WHAT THE TASK ASKS:
Collect each line of the records containing the string "JSON".

DATA PROVIDED:
== == ==

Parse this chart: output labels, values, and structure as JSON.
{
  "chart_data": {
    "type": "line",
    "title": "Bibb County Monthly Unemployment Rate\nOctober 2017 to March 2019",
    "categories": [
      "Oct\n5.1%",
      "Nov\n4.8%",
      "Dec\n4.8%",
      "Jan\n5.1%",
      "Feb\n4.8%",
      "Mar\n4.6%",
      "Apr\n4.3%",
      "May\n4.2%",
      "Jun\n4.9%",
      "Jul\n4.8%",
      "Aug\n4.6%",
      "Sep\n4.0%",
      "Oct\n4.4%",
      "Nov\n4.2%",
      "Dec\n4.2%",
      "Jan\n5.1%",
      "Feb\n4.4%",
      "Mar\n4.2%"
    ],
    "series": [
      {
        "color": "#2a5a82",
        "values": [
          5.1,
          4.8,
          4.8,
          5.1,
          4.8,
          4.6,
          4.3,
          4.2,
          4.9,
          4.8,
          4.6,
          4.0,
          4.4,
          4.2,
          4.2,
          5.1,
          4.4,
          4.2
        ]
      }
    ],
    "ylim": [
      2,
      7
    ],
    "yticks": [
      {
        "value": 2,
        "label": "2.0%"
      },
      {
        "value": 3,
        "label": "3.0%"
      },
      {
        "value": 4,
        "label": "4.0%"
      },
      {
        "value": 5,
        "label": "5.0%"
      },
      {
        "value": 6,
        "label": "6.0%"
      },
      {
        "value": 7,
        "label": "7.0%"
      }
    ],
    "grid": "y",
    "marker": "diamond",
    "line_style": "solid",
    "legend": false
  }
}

== == ==

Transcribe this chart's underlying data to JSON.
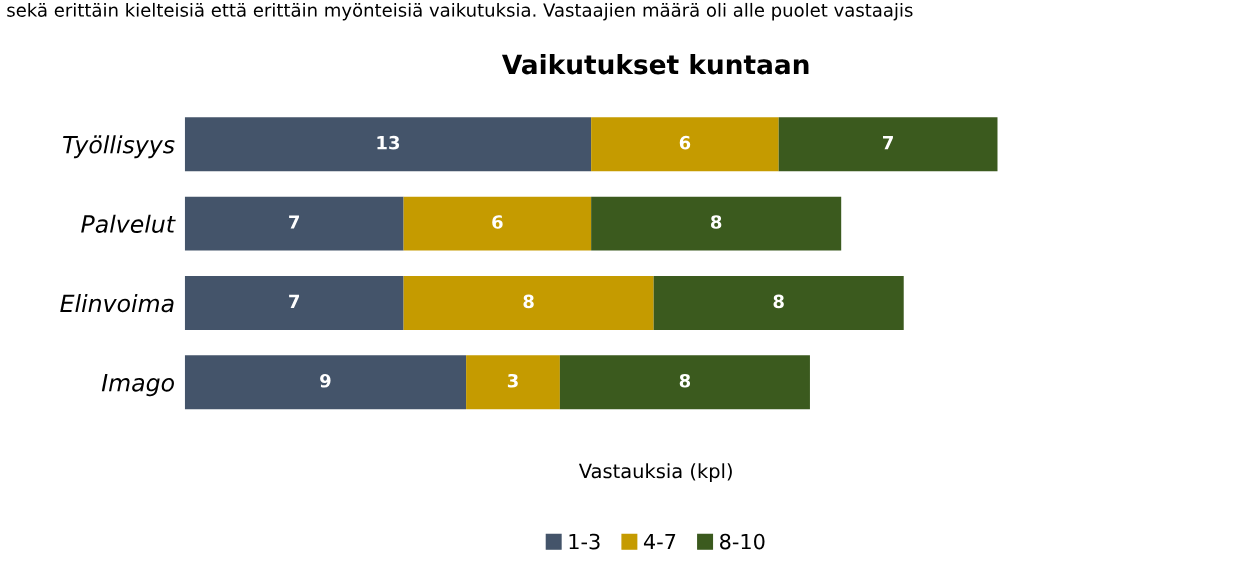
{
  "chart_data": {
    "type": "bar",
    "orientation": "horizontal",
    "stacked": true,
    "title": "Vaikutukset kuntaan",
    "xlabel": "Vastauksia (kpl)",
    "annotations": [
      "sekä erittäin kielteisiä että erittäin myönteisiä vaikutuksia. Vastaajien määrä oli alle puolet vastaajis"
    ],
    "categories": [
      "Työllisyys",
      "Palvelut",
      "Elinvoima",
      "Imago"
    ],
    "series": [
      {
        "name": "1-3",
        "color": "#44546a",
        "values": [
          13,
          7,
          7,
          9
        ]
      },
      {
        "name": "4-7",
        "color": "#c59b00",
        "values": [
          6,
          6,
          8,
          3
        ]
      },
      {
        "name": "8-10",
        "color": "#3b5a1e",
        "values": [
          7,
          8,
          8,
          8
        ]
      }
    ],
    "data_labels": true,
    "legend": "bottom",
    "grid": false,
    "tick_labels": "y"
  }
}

== == ==

ANSWER TO THIS EXERCISE:
Parse this chart: output labels, values, and structure as JSON.
Transcribe this chart's underlying data to JSON.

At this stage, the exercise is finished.